** Exercise **
Below are records. Copy every line with "avatar" in it.

Records contained in a dataset:
☆ ☆ ☆ ☆ ☆ ☆ ☆
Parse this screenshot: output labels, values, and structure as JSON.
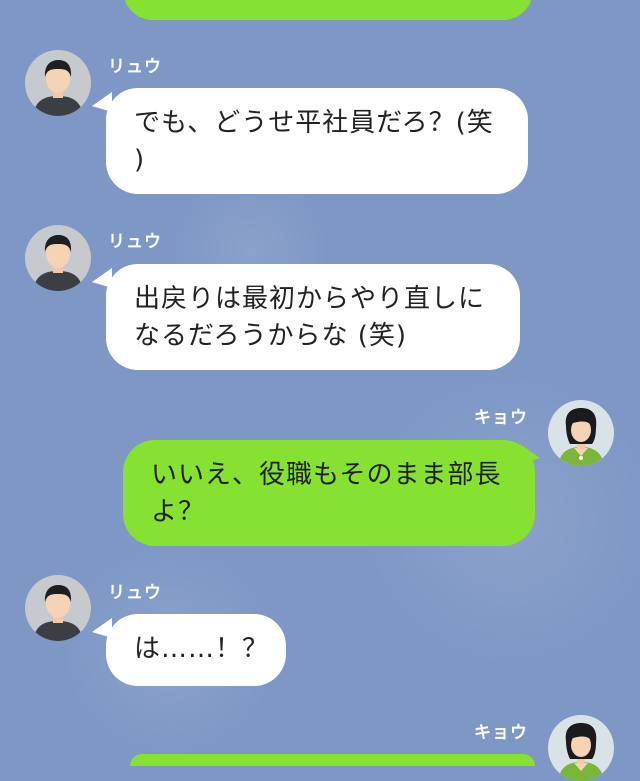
{
  "colors": {
    "background": "#7e97c5",
    "incoming_bubble": "#ffffff",
    "outgoing_bubble": "#86e131",
    "name_text": "#ffffff"
  },
  "messages": [
    {
      "sender": "リュウ",
      "side": "left",
      "lines": [
        "でも、どうせ平社員だろ？(笑",
        ")"
      ]
    },
    {
      "sender": "リュウ",
      "side": "left",
      "lines": [
        "出戻りは最初からやり直しに",
        "なるだろうからな (笑)"
      ]
    },
    {
      "sender": "キョウ",
      "side": "right",
      "lines": [
        "いいえ、役職もそのまま部長",
        "よ？"
      ]
    },
    {
      "sender": "リュウ",
      "side": "left",
      "lines": [
        "は……！？"
      ]
    },
    {
      "sender": "キョウ",
      "side": "right",
      "lines": []
    }
  ],
  "icons": {
    "ryu_avatar": "man-avatar-icon",
    "kyo_avatar": "woman-avatar-icon"
  }
}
☆ ☆ ☆ ☆ ☆ ☆ ☆
** The response **
    "ryu_avatar": "man-avatar-icon",
    "kyo_avatar": "woman-avatar-icon"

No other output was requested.